TASK DIRECTIONS:
Look through the material below and count the lines with the string "avec". Report only the count.

[Extracts from a graphics dataset]
•••

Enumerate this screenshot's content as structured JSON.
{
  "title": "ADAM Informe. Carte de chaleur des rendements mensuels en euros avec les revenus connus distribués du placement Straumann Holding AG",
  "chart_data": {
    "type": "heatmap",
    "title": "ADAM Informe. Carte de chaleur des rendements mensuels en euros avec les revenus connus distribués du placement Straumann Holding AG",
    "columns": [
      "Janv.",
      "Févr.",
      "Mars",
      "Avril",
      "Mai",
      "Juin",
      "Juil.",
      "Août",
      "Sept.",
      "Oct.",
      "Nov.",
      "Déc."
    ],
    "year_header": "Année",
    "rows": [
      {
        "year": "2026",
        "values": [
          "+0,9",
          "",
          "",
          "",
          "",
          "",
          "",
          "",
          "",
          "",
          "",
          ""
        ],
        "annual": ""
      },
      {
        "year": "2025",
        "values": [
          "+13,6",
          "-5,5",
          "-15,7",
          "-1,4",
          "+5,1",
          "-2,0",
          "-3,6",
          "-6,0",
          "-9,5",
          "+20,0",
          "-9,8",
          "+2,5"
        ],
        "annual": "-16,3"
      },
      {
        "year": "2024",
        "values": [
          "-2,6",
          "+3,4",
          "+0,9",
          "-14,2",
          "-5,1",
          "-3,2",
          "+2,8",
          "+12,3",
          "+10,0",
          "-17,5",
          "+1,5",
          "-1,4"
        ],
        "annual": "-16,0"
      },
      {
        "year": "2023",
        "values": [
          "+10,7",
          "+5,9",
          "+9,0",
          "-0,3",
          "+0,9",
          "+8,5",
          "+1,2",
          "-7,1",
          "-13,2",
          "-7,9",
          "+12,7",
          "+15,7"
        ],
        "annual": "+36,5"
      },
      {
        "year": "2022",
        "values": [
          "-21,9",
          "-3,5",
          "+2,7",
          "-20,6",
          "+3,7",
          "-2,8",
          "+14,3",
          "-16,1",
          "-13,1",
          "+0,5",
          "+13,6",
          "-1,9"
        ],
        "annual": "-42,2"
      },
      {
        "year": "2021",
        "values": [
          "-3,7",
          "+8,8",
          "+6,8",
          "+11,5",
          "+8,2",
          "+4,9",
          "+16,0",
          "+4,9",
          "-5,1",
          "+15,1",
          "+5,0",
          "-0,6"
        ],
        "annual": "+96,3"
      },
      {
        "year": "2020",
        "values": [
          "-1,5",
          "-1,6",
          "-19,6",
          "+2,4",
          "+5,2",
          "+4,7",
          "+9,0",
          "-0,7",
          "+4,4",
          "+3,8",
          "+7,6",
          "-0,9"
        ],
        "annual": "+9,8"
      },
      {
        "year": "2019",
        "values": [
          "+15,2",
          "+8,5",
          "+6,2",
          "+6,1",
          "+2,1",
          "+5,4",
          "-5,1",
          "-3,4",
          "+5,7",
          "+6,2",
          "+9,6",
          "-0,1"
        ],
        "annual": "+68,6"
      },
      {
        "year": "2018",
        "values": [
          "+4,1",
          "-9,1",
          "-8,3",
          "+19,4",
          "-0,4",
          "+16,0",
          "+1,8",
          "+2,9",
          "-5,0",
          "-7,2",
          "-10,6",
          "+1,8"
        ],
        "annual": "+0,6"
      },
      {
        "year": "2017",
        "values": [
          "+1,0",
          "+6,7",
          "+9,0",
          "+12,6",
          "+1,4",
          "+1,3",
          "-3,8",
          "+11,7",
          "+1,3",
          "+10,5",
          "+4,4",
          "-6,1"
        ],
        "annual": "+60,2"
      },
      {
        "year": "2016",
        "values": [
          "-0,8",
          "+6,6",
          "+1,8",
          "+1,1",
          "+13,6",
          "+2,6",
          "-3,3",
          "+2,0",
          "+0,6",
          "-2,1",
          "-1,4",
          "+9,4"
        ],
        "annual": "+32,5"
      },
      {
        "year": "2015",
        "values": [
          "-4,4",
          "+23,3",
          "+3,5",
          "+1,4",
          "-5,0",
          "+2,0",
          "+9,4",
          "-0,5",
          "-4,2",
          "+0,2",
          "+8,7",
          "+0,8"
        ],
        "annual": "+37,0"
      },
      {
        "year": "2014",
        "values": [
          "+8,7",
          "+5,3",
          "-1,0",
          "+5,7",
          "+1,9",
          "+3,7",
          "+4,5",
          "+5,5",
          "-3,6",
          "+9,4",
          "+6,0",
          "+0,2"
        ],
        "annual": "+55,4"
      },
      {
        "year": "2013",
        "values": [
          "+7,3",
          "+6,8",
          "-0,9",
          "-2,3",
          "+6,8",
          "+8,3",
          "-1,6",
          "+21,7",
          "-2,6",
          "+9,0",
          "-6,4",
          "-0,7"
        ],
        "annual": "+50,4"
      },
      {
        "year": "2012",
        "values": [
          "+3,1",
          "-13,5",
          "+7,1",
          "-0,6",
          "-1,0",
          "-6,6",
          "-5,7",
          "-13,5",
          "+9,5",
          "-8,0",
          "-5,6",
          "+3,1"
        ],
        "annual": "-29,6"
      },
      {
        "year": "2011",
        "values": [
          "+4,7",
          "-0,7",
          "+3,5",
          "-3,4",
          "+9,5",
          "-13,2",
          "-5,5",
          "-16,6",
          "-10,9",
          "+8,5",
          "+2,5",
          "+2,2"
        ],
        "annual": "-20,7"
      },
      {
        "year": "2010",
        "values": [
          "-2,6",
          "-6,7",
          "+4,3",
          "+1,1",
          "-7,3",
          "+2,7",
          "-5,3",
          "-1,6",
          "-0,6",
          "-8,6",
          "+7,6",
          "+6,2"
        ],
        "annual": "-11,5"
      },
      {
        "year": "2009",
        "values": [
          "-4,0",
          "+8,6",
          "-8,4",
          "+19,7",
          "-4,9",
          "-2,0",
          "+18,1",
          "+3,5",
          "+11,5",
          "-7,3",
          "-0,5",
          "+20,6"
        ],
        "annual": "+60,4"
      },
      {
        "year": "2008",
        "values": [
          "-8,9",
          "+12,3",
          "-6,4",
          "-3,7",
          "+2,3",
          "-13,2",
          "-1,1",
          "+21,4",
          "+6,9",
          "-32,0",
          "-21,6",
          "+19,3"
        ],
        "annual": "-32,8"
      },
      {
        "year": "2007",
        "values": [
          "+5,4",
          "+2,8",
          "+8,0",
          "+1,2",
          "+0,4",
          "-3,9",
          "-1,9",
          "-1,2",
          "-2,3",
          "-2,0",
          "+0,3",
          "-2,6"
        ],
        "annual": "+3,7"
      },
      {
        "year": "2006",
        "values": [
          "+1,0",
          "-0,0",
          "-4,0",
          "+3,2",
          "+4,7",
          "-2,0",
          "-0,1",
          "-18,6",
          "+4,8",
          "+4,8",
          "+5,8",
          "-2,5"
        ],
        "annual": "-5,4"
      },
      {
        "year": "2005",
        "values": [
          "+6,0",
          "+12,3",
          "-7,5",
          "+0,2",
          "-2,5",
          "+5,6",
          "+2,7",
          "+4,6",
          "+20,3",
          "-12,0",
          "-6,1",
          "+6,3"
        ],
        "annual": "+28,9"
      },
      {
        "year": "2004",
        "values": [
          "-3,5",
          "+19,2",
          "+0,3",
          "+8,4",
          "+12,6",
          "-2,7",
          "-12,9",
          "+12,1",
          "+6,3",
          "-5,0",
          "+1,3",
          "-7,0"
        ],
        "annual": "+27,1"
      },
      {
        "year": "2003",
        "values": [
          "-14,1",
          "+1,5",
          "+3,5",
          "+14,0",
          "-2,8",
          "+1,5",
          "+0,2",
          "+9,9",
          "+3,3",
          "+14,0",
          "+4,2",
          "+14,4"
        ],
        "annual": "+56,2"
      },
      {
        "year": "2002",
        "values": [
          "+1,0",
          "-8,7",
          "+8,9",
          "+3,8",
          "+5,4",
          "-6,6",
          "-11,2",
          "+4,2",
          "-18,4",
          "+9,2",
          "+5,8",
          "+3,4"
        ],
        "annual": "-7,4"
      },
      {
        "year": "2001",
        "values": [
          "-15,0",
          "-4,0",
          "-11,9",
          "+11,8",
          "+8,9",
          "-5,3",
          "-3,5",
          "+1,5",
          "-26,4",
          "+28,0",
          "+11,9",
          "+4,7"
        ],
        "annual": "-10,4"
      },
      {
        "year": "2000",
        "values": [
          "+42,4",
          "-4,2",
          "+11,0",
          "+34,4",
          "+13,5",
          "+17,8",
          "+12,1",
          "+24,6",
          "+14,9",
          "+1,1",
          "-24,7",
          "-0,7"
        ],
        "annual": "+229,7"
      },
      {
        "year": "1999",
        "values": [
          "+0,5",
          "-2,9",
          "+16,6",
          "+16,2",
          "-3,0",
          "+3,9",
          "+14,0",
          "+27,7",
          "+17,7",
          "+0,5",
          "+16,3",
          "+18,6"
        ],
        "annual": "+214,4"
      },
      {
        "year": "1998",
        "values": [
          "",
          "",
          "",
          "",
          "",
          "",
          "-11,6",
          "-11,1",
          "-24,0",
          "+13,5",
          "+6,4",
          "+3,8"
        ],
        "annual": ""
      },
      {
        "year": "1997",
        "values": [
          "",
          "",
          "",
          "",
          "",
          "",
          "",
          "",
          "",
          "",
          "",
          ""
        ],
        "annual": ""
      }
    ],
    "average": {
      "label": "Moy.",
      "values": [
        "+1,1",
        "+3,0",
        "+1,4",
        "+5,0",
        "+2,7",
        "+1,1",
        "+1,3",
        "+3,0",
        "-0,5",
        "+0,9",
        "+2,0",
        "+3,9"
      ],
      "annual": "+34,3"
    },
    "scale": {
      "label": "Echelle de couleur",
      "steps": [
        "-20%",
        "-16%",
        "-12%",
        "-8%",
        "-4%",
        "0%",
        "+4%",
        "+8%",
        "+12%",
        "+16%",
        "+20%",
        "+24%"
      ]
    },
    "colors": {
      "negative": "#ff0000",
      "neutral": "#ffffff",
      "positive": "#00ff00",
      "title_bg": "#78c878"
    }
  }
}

•••

RESPONSE:
2